[Chart and figure data]
— start —
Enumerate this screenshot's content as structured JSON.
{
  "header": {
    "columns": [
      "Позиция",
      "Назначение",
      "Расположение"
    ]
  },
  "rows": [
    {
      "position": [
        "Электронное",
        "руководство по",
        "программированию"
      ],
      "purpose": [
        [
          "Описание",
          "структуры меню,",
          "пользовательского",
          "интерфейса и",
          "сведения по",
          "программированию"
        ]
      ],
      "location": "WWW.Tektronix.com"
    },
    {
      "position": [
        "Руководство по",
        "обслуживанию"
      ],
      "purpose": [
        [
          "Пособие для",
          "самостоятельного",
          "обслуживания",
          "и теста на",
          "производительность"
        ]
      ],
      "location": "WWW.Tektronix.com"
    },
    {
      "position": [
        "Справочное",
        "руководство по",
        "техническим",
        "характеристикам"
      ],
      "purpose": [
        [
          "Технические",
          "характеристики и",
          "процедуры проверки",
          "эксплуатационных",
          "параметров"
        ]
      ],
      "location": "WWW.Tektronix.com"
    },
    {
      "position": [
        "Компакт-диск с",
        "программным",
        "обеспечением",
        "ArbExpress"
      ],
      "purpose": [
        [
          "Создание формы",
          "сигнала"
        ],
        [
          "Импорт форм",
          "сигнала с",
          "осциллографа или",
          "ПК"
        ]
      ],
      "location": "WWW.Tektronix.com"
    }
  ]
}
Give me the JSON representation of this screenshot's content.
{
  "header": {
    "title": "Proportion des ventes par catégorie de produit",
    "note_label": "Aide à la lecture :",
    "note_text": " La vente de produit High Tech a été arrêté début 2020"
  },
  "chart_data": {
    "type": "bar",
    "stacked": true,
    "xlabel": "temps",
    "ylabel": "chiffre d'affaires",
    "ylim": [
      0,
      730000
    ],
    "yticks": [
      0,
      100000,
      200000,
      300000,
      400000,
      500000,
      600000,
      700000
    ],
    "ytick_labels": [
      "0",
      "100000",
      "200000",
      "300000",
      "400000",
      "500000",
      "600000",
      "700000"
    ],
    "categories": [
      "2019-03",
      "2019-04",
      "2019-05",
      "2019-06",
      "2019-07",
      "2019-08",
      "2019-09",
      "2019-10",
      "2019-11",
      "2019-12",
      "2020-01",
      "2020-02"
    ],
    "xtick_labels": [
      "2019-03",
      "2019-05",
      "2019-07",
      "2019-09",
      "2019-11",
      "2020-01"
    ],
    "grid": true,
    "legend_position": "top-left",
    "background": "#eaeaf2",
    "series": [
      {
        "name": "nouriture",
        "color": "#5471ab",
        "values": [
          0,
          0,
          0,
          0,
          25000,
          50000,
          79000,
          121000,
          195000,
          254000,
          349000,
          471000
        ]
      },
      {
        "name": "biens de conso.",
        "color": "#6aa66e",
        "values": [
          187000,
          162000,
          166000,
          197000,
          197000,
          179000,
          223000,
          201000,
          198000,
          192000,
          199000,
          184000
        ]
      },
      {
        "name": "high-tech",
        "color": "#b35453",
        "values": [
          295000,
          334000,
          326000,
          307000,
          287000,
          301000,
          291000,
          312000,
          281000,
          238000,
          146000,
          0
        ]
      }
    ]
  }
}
— end —
## REQUEST
Extract all of the data above without altering anything.

## EXERCISE RESPONSE
Enumerate this screenshot's content as structured JSON.
{
  "header": {
    "columns": [
      "Позиция",
      "Назначение",
      "Расположение"
    ]
  },
  "rows": [
    {
      "position": [
        "Электронное",
        "руководство по",
        "программированию"
      ],
      "purpose": [
        [
          "Описание",
          "структуры меню,",
          "пользовательского",
          "интерфейса и",
          "сведения по",
          "программированию"
        ]
      ],
      "location": "WWW.Tektronix.com"
    },
    {
      "position": [
        "Руководство по",
        "обслуживанию"
      ],
      "purpose": [
        [
          "Пособие для",
          "самостоятельного",
          "обслуживания",
          "и теста на",
          "производительность"
        ]
      ],
      "location": "WWW.Tektronix.com"
    },
    {
      "position": [
        "Справочное",
        "руководство по",
        "техническим",
        "характеристикам"
      ],
      "purpose": [
        [
          "Технические",
          "характеристики и",
          "процедуры проверки",
          "эксплуатационных",
          "параметров"
        ]
      ],
      "location": "WWW.Tektronix.com"
    },
    {
      "position": [
        "Компакт-диск с",
        "программным",
        "обеспечением",
        "ArbExpress"
      ],
      "purpose": [
        [
          "Создание формы",
          "сигнала"
        ],
        [
          "Импорт форм",
          "сигнала с",
          "осциллографа или",
          "ПК"
        ]
      ],
      "location": "WWW.Tektronix.com"
    }
  ]
}
Give me the JSON representation of this screenshot's content.
{
  "header": {
    "title": "Proportion des ventes par catégorie de produit",
    "note_label": "Aide à la lecture :",
    "note_text": " La vente de produit High Tech a été arrêté début 2020"
  },
  "chart_data": {
    "type": "bar",
    "stacked": true,
    "xlabel": "temps",
    "ylabel": "chiffre d'affaires",
    "ylim": [
      0,
      730000
    ],
    "yticks": [
      0,
      100000,
      200000,
      300000,
      400000,
      500000,
      600000,
      700000
    ],
    "ytick_labels": [
      "0",
      "100000",
      "200000",
      "300000",
      "400000",
      "500000",
      "600000",
      "700000"
    ],
    "categories": [
      "2019-03",
      "2019-04",
      "2019-05",
      "2019-06",
      "2019-07",
      "2019-08",
      "2019-09",
      "2019-10",
      "2019-11",
      "2019-12",
      "2020-01",
      "2020-02"
    ],
    "xtick_labels": [
      "2019-03",
      "2019-05",
      "2019-07",
      "2019-09",
      "2019-11",
      "2020-01"
    ],
    "grid": true,
    "legend_position": "top-left",
    "background": "#eaeaf2",
    "series": [
      {
        "name": "nouriture",
        "color": "#5471ab",
        "values": [
          0,
          0,
          0,
          0,
          25000,
          50000,
          79000,
          121000,
          195000,
          254000,
          349000,
          471000
        ]
      },
      {
        "name": "biens de conso.",
        "color": "#6aa66e",
        "values": [
          187000,
          162000,
          166000,
          197000,
          197000,
          179000,
          223000,
          201000,
          198000,
          192000,
          199000,
          184000
        ]
      },
      {
        "name": "high-tech",
        "color": "#b35453",
        "values": [
          295000,
          334000,
          326000,
          307000,
          287000,
          301000,
          291000,
          312000,
          281000,
          238000,
          146000,
          0
        ]
      }
    ]
  }
}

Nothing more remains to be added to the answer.